**What to do:** Each record is to be transcribed exactly.

● ● ● ● ●

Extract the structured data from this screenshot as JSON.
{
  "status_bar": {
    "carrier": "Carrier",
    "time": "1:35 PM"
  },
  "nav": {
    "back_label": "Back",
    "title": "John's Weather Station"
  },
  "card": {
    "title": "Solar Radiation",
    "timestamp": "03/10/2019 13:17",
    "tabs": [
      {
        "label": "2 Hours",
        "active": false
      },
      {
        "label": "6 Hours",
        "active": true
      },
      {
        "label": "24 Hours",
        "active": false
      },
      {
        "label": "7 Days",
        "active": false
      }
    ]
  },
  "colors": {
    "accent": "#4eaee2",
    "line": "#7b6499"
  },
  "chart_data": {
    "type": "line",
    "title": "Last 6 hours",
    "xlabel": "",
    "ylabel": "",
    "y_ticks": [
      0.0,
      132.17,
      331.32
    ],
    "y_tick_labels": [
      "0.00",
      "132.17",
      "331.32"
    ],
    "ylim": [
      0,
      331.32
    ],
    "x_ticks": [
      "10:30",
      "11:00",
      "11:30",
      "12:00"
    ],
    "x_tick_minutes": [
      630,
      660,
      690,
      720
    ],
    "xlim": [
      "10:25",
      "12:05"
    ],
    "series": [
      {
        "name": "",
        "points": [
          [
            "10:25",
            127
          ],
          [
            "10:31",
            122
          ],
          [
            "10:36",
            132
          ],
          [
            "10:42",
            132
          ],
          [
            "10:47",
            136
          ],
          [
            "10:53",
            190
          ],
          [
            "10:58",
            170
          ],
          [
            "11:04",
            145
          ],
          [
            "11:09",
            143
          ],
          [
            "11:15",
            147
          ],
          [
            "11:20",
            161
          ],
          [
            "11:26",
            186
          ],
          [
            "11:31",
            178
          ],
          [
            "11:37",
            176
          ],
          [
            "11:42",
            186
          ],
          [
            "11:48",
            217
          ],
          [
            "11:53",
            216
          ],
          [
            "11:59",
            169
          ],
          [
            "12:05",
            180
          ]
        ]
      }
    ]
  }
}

● ● ● ● ●

**Written response:**
Extract the structured data from this screenshot as JSON.
{
  "status_bar": {
    "carrier": "Carrier",
    "time": "1:35 PM"
  },
  "nav": {
    "back_label": "Back",
    "title": "John's Weather Station"
  },
  "card": {
    "title": "Solar Radiation",
    "timestamp": "03/10/2019 13:17",
    "tabs": [
      {
        "label": "2 Hours",
        "active": false
      },
      {
        "label": "6 Hours",
        "active": true
      },
      {
        "label": "24 Hours",
        "active": false
      },
      {
        "label": "7 Days",
        "active": false
      }
    ]
  },
  "colors": {
    "accent": "#4eaee2",
    "line": "#7b6499"
  },
  "chart_data": {
    "type": "line",
    "title": "Last 6 hours",
    "xlabel": "",
    "ylabel": "",
    "y_ticks": [
      0.0,
      132.17,
      331.32
    ],
    "y_tick_labels": [
      "0.00",
      "132.17",
      "331.32"
    ],
    "ylim": [
      0,
      331.32
    ],
    "x_ticks": [
      "10:30",
      "11:00",
      "11:30",
      "12:00"
    ],
    "x_tick_minutes": [
      630,
      660,
      690,
      720
    ],
    "xlim": [
      "10:25",
      "12:05"
    ],
    "series": [
      {
        "name": "",
        "points": [
          [
            "10:25",
            127
          ],
          [
            "10:31",
            122
          ],
          [
            "10:36",
            132
          ],
          [
            "10:42",
            132
          ],
          [
            "10:47",
            136
          ],
          [
            "10:53",
            190
          ],
          [
            "10:58",
            170
          ],
          [
            "11:04",
            145
          ],
          [
            "11:09",
            143
          ],
          [
            "11:15",
            147
          ],
          [
            "11:20",
            161
          ],
          [
            "11:26",
            186
          ],
          [
            "11:31",
            178
          ],
          [
            "11:37",
            176
          ],
          [
            "11:42",
            186
          ],
          [
            "11:48",
            217
          ],
          [
            "11:53",
            216
          ],
          [
            "11:59",
            169
          ],
          [
            "12:05",
            180
          ]
        ]
      }
    ]
  }
}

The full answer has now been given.